- PROBLEM TO WORK ON -
Check every line below for the word "color" and copy each one that has it.

[Start of ENTRIES PROVIDED]

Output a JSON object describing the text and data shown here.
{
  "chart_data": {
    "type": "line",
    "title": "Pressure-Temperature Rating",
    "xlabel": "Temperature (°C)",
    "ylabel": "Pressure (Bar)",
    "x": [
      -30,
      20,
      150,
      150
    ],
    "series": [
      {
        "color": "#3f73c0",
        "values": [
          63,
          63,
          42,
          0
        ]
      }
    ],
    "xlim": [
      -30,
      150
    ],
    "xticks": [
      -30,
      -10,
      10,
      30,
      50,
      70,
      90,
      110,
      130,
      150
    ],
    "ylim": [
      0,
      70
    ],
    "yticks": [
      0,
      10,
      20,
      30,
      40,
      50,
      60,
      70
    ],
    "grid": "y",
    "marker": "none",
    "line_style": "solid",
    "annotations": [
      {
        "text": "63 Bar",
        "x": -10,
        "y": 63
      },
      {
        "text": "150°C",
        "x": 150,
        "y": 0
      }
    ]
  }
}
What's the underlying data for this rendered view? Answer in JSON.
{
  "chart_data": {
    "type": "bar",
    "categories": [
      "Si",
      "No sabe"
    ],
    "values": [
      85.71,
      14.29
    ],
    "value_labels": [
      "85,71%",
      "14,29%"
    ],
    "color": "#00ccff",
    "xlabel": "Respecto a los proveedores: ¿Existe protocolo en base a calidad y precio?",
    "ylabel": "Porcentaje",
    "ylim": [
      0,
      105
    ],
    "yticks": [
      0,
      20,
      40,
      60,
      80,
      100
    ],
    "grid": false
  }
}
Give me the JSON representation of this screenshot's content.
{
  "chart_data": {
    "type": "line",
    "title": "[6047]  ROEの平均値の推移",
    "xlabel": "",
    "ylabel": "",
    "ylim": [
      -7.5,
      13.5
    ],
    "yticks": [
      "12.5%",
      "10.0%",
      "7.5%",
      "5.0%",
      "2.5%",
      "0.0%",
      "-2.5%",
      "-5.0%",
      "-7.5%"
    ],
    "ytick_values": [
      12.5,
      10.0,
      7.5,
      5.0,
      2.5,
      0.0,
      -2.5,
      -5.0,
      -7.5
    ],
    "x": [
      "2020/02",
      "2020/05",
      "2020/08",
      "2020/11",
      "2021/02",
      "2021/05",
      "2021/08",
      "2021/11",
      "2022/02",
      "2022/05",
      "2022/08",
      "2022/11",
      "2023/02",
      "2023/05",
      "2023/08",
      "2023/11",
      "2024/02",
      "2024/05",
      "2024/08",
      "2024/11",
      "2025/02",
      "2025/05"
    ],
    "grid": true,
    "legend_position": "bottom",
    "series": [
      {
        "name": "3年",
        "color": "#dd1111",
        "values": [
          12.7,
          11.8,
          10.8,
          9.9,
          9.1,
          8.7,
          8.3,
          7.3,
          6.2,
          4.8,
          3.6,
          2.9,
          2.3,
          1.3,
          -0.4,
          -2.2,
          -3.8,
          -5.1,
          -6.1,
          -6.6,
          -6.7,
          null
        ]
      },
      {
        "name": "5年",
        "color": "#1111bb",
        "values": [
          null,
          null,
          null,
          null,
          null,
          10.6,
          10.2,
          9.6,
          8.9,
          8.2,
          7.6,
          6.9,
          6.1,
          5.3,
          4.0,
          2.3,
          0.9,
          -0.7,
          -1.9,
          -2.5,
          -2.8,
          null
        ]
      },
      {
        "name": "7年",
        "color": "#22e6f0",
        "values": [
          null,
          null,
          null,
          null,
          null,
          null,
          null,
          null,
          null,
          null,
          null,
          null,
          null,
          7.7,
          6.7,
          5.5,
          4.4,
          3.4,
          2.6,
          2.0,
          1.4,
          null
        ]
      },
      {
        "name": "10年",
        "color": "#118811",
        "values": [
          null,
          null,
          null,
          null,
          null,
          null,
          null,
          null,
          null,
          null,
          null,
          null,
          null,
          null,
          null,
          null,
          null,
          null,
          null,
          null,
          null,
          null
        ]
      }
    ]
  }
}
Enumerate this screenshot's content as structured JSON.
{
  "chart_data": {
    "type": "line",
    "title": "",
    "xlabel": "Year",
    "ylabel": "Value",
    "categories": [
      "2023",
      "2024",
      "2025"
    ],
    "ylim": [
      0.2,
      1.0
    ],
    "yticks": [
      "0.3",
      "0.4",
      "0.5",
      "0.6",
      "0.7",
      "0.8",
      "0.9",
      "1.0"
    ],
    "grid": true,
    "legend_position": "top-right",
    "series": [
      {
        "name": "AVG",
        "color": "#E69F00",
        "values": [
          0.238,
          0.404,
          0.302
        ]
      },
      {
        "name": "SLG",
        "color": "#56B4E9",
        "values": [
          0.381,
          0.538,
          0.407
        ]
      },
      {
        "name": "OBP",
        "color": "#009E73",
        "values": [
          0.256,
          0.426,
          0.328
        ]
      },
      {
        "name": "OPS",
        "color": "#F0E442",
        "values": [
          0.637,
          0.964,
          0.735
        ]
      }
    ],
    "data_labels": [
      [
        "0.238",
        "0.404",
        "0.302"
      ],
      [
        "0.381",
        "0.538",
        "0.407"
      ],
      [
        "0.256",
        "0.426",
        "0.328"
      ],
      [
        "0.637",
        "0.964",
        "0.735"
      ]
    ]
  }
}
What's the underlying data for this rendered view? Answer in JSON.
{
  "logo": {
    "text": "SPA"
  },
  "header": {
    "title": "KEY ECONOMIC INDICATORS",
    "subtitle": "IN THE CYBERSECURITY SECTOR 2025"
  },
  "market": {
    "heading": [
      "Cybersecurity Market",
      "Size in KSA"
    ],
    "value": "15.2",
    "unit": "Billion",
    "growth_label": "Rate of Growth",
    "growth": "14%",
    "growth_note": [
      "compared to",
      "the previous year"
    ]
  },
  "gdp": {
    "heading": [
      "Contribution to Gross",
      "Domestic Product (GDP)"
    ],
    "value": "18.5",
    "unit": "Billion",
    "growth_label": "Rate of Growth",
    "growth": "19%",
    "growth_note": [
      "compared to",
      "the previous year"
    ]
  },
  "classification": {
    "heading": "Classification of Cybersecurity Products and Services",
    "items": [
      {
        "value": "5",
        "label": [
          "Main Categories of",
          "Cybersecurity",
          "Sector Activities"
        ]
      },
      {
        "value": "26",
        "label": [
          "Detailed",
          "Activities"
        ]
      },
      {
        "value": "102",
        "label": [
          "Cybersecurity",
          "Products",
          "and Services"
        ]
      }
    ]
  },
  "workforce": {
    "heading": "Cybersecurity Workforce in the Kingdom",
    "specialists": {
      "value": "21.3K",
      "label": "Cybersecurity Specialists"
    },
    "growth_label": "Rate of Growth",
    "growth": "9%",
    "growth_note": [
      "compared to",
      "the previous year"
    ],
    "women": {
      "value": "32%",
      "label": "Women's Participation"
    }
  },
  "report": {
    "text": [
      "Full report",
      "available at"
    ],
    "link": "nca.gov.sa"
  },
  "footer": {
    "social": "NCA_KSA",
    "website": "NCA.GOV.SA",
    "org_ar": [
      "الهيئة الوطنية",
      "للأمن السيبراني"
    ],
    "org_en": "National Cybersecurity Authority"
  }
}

[End of ENTRIES PROVIDED]

- ANSWER TO THE EXERCISE -
        "color": "#3f73c0",
    "color": "#00ccff",
        "color": "#dd1111",
        "color": "#1111bb",
        "color": "#22e6f0",
        "color": "#118811",
        "color": "#E69F00",
        "color": "#56B4E9",
        "color": "#009E73",
        "color": "#F0E442",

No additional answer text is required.